Goal of the exercise
Every record should be written out exactly, please.

((

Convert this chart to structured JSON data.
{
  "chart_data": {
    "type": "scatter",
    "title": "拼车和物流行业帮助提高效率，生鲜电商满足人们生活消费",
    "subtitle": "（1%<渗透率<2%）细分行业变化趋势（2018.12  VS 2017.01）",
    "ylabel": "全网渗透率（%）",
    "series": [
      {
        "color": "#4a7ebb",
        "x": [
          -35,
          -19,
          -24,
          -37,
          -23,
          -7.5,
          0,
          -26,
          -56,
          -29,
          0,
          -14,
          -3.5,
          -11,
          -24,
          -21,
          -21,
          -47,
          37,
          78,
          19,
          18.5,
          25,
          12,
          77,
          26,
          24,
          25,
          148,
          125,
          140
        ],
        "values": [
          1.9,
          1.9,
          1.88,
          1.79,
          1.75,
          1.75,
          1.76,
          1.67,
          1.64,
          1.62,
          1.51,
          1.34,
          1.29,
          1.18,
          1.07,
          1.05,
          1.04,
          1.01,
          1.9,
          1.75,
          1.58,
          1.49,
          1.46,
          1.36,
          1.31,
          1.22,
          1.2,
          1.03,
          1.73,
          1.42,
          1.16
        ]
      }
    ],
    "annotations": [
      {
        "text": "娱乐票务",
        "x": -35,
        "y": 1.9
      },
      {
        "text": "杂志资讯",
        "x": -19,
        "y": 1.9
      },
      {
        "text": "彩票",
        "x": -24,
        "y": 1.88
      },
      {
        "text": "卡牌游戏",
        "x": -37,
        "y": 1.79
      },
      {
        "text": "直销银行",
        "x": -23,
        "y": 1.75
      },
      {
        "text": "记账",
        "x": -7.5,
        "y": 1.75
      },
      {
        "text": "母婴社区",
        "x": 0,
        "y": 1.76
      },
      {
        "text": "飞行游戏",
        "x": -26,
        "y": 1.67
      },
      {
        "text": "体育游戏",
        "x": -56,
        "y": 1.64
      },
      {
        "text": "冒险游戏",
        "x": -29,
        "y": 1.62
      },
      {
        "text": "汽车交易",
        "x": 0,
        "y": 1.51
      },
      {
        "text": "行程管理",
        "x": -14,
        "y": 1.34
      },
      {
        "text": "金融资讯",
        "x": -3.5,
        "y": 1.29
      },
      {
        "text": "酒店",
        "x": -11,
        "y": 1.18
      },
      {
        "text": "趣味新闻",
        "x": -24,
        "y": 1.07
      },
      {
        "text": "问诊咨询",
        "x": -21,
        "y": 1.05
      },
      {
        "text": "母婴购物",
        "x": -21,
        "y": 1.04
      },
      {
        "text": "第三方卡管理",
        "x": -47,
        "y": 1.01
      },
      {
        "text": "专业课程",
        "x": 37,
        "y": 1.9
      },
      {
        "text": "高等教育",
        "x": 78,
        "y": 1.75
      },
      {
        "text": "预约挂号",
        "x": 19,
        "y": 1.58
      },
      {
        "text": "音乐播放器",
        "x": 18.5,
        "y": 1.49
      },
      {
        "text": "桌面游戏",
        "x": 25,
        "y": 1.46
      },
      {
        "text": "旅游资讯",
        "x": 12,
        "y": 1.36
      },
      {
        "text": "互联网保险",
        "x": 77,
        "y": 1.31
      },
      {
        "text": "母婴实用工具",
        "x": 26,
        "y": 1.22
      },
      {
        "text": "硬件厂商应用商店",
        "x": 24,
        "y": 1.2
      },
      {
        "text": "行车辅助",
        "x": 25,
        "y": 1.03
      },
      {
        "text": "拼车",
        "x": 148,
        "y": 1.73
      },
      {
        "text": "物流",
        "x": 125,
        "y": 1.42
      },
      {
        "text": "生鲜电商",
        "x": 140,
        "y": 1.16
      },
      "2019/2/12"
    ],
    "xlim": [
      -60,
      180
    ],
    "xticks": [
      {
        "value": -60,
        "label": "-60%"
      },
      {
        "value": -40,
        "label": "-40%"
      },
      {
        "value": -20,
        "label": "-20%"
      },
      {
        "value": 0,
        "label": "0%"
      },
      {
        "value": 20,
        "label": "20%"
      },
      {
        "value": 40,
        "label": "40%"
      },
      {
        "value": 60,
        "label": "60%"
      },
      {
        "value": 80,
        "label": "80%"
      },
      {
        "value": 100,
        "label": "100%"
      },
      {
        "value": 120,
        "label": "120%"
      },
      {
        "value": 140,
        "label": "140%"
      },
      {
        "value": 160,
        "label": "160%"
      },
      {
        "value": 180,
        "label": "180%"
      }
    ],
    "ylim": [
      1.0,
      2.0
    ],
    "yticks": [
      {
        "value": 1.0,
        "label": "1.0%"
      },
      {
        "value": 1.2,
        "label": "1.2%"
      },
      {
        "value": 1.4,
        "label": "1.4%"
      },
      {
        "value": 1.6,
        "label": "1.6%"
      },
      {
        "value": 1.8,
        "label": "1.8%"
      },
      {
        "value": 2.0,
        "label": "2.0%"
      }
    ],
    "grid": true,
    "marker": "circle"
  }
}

))

Written response
Convert this chart to structured JSON data.
{
  "chart_data": {
    "type": "scatter",
    "title": "拼车和物流行业帮助提高效率，生鲜电商满足人们生活消费",
    "subtitle": "（1%<渗透率<2%）细分行业变化趋势（2018.12  VS 2017.01）",
    "ylabel": "全网渗透率（%）",
    "series": [
      {
        "color": "#4a7ebb",
        "x": [
          -35,
          -19,
          -24,
          -37,
          -23,
          -7.5,
          0,
          -26,
          -56,
          -29,
          0,
          -14,
          -3.5,
          -11,
          -24,
          -21,
          -21,
          -47,
          37,
          78,
          19,
          18.5,
          25,
          12,
          77,
          26,
          24,
          25,
          148,
          125,
          140
        ],
        "values": [
          1.9,
          1.9,
          1.88,
          1.79,
          1.75,
          1.75,
          1.76,
          1.67,
          1.64,
          1.62,
          1.51,
          1.34,
          1.29,
          1.18,
          1.07,
          1.05,
          1.04,
          1.01,
          1.9,
          1.75,
          1.58,
          1.49,
          1.46,
          1.36,
          1.31,
          1.22,
          1.2,
          1.03,
          1.73,
          1.42,
          1.16
        ]
      }
    ],
    "annotations": [
      {
        "text": "娱乐票务",
        "x": -35,
        "y": 1.9
      },
      {
        "text": "杂志资讯",
        "x": -19,
        "y": 1.9
      },
      {
        "text": "彩票",
        "x": -24,
        "y": 1.88
      },
      {
        "text": "卡牌游戏",
        "x": -37,
        "y": 1.79
      },
      {
        "text": "直销银行",
        "x": -23,
        "y": 1.75
      },
      {
        "text": "记账",
        "x": -7.5,
        "y": 1.75
      },
      {
        "text": "母婴社区",
        "x": 0,
        "y": 1.76
      },
      {
        "text": "飞行游戏",
        "x": -26,
        "y": 1.67
      },
      {
        "text": "体育游戏",
        "x": -56,
        "y": 1.64
      },
      {
        "text": "冒险游戏",
        "x": -29,
        "y": 1.62
      },
      {
        "text": "汽车交易",
        "x": 0,
        "y": 1.51
      },
      {
        "text": "行程管理",
        "x": -14,
        "y": 1.34
      },
      {
        "text": "金融资讯",
        "x": -3.5,
        "y": 1.29
      },
      {
        "text": "酒店",
        "x": -11,
        "y": 1.18
      },
      {
        "text": "趣味新闻",
        "x": -24,
        "y": 1.07
      },
      {
        "text": "问诊咨询",
        "x": -21,
        "y": 1.05
      },
      {
        "text": "母婴购物",
        "x": -21,
        "y": 1.04
      },
      {
        "text": "第三方卡管理",
        "x": -47,
        "y": 1.01
      },
      {
        "text": "专业课程",
        "x": 37,
        "y": 1.9
      },
      {
        "text": "高等教育",
        "x": 78,
        "y": 1.75
      },
      {
        "text": "预约挂号",
        "x": 19,
        "y": 1.58
      },
      {
        "text": "音乐播放器",
        "x": 18.5,
        "y": 1.49
      },
      {
        "text": "桌面游戏",
        "x": 25,
        "y": 1.46
      },
      {
        "text": "旅游资讯",
        "x": 12,
        "y": 1.36
      },
      {
        "text": "互联网保险",
        "x": 77,
        "y": 1.31
      },
      {
        "text": "母婴实用工具",
        "x": 26,
        "y": 1.22
      },
      {
        "text": "硬件厂商应用商店",
        "x": 24,
        "y": 1.2
      },
      {
        "text": "行车辅助",
        "x": 25,
        "y": 1.03
      },
      {
        "text": "拼车",
        "x": 148,
        "y": 1.73
      },
      {
        "text": "物流",
        "x": 125,
        "y": 1.42
      },
      {
        "text": "生鲜电商",
        "x": 140,
        "y": 1.16
      },
      "2019/2/12"
    ],
    "xlim": [
      -60,
      180
    ],
    "xticks": [
      {
        "value": -60,
        "label": "-60%"
      },
      {
        "value": -40,
        "label": "-40%"
      },
      {
        "value": -20,
        "label": "-20%"
      },
      {
        "value": 0,
        "label": "0%"
      },
      {
        "value": 20,
        "label": "20%"
      },
      {
        "value": 40,
        "label": "40%"
      },
      {
        "value": 60,
        "label": "60%"
      },
      {
        "value": 80,
        "label": "80%"
      },
      {
        "value": 100,
        "label": "100%"
      },
      {
        "value": 120,
        "label": "120%"
      },
      {
        "value": 140,
        "label": "140%"
      },
      {
        "value": 160,
        "label": "160%"
      },
      {
        "value": 180,
        "label": "180%"
      }
    ],
    "ylim": [
      1.0,
      2.0
    ],
    "yticks": [
      {
        "value": 1.0,
        "label": "1.0%"
      },
      {
        "value": 1.2,
        "label": "1.2%"
      },
      {
        "value": 1.4,
        "label": "1.4%"
      },
      {
        "value": 1.6,
        "label": "1.6%"
      },
      {
        "value": 1.8,
        "label": "1.8%"
      },
      {
        "value": 2.0,
        "label": "2.0%"
      }
    ],
    "grid": true,
    "marker": "circle"
  }
}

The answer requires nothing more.